▶ TASK OBJECTIVE
Each line that follows is to be retyped exactly.

═════ THE DATA

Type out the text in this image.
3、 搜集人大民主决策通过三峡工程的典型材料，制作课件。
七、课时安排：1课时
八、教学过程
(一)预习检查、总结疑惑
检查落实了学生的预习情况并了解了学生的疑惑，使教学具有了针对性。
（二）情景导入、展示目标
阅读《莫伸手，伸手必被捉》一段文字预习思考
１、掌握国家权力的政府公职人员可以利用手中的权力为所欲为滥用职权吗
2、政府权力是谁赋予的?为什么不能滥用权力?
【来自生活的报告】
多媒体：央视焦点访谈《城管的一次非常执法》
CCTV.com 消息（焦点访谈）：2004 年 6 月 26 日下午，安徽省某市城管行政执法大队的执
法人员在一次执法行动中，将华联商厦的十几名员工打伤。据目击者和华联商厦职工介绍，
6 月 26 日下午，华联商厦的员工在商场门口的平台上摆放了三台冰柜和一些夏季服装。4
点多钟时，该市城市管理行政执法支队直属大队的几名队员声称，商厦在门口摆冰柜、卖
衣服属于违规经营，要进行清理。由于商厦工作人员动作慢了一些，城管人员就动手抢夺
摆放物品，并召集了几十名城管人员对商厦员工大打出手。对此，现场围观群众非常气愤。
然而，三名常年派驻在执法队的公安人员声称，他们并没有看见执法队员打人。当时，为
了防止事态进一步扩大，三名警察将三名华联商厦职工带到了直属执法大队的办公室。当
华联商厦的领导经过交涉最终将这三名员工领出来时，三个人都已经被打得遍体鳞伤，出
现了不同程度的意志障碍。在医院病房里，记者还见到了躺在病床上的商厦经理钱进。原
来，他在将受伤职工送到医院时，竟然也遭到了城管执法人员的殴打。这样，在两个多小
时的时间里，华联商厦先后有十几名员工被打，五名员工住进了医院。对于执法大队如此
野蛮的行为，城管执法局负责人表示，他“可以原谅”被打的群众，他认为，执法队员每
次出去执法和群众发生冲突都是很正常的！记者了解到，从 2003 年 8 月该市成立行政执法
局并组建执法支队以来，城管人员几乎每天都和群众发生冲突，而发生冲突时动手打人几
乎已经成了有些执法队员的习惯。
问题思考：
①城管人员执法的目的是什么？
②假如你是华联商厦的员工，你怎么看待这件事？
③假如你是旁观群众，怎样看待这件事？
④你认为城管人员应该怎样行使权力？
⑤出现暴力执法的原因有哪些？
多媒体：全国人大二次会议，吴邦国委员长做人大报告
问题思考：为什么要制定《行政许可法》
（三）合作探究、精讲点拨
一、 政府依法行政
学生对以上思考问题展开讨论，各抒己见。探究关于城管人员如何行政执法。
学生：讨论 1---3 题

══════════

▶ EXPECTED ANSWER
Type out the text in this image.
3、 搜集人大民主决策通过三峡工程的典型材料，制作课件。
七、课时安排：1课时
八、教学过程
(一)预习检查、总结疑惑
检查落实了学生的预习情况并了解了学生的疑惑，使教学具有了针对性。
（二）情景导入、展示目标
阅读《莫伸手，伸手必被捉》一段文字预习思考
１、掌握国家权力的政府公职人员可以利用手中的权力为所欲为滥用职权吗
2、政府权力是谁赋予的?为什么不能滥用权力?
【来自生活的报告】
多媒体：央视焦点访谈《城管的一次非常执法》
CCTV.com 消息（焦点访谈）：2004 年 6 月 26 日下午，安徽省某市城管行政执法大队的执
法人员在一次执法行动中，将华联商厦的十几名员工打伤。据目击者和华联商厦职工介绍，
6 月 26 日下午，华联商厦的员工在商场门口的平台上摆放了三台冰柜和一些夏季服装。4
点多钟时，该市城市管理行政执法支队直属大队的几名队员声称，商厦在门口摆冰柜、卖
衣服属于违规经营，要进行清理。由于商厦工作人员动作慢了一些，城管人员就动手抢夺
摆放物品，并召集了几十名城管人员对商厦员工大打出手。对此，现场围观群众非常气愤。
然而，三名常年派驻在执法队的公安人员声称，他们并没有看见执法队员打人。当时，为
了防止事态进一步扩大，三名警察将三名华联商厦职工带到了直属执法大队的办公室。当
华联商厦的领导经过交涉最终将这三名员工领出来时，三个人都已经被打得遍体鳞伤，出
现了不同程度的意志障碍。在医院病房里，记者还见到了躺在病床上的商厦经理钱进。原
来，他在将受伤职工送到医院时，竟然也遭到了城管执法人员的殴打。这样，在两个多小
时的时间里，华联商厦先后有十几名员工被打，五名员工住进了医院。对于执法大队如此
野蛮的行为，城管执法局负责人表示，他“可以原谅”被打的群众，他认为，执法队员每
次出去执法和群众发生冲突都是很正常的！记者了解到，从 2003 年 8 月该市成立行政执法
局并组建执法支队以来，城管人员几乎每天都和群众发生冲突，而发生冲突时动手打人几
乎已经成了有些执法队员的习惯。
问题思考：
①城管人员执法的目的是什么？
②假如你是华联商厦的员工，你怎么看待这件事？
③假如你是旁观群众，怎样看待这件事？
④你认为城管人员应该怎样行使权力？
⑤出现暴力执法的原因有哪些？
多媒体：全国人大二次会议，吴邦国委员长做人大报告
问题思考：为什么要制定《行政许可法》
（三）合作探究、精讲点拨
一、 政府依法行政
学生对以上思考问题展开讨论，各抒己见。探究关于城管人员如何行政执法。
学生：讨论 1---3 题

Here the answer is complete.